__Records__

____________

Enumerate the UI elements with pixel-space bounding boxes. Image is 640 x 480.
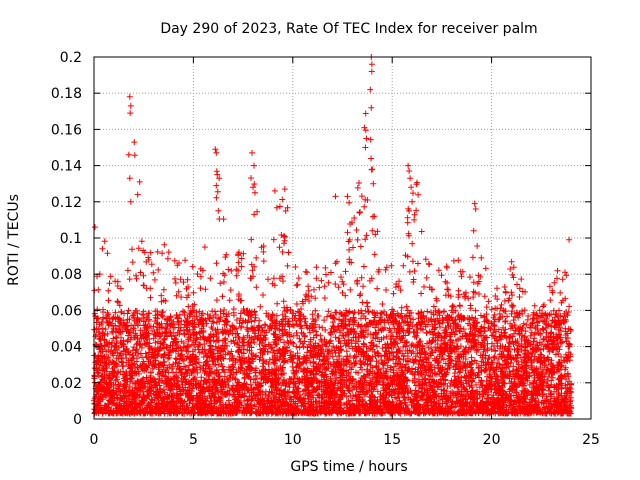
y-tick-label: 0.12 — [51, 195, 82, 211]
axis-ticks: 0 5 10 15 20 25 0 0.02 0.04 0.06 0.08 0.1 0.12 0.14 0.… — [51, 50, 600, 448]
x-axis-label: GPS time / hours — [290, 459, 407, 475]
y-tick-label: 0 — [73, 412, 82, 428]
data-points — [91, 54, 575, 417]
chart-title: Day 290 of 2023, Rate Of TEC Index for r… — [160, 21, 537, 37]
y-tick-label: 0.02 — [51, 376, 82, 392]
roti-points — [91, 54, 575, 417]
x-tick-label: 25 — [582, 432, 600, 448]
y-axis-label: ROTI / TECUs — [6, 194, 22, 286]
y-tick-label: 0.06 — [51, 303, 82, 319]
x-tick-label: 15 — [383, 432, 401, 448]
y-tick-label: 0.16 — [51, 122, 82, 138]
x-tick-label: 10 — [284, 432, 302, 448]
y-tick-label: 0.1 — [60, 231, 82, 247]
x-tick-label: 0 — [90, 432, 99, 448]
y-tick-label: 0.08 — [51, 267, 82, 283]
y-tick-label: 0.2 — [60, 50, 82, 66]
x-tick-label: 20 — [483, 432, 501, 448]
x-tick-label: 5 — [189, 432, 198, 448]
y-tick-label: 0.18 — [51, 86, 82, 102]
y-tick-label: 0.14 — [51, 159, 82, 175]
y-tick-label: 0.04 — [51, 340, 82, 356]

____________

__Task directions__
Please rewrite all the records above, switching every "y-tick-label" to "y-axis-tick" and keeping everything else the same. Omit the pictures from your answer.

__Output of the task__
Enumerate the UI elements with pixel-space bounding boxes. Image is 640 x 480.
y-axis-tick: 0.12 — [51, 195, 82, 211]
axis-ticks: 0 5 10 15 20 25 0 0.02 0.04 0.06 0.08 0.1 0.12 0.14 0.… — [51, 50, 600, 448]
x-axis-label: GPS time / hours — [290, 459, 407, 475]
y-axis-tick: 0 — [73, 412, 82, 428]
data-points — [91, 54, 575, 417]
chart-title: Day 290 of 2023, Rate Of TEC Index for r… — [160, 21, 537, 37]
y-axis-tick: 0.02 — [51, 376, 82, 392]
roti-points — [91, 54, 575, 417]
x-tick-label: 25 — [582, 432, 600, 448]
y-axis-label: ROTI / TECUs — [6, 194, 22, 286]
y-axis-tick: 0.06 — [51, 303, 82, 319]
x-tick-label: 15 — [383, 432, 401, 448]
y-axis-tick: 0.16 — [51, 122, 82, 138]
x-tick-label: 10 — [284, 432, 302, 448]
y-axis-tick: 0.1 — [60, 231, 82, 247]
x-tick-label: 0 — [90, 432, 99, 448]
y-axis-tick: 0.08 — [51, 267, 82, 283]
y-axis-tick: 0.2 — [60, 50, 82, 66]
x-tick-label: 20 — [483, 432, 501, 448]
x-tick-label: 5 — [189, 432, 198, 448]
y-axis-tick: 0.18 — [51, 86, 82, 102]
y-axis-tick: 0.14 — [51, 159, 82, 175]
y-axis-tick: 0.04 — [51, 340, 82, 356]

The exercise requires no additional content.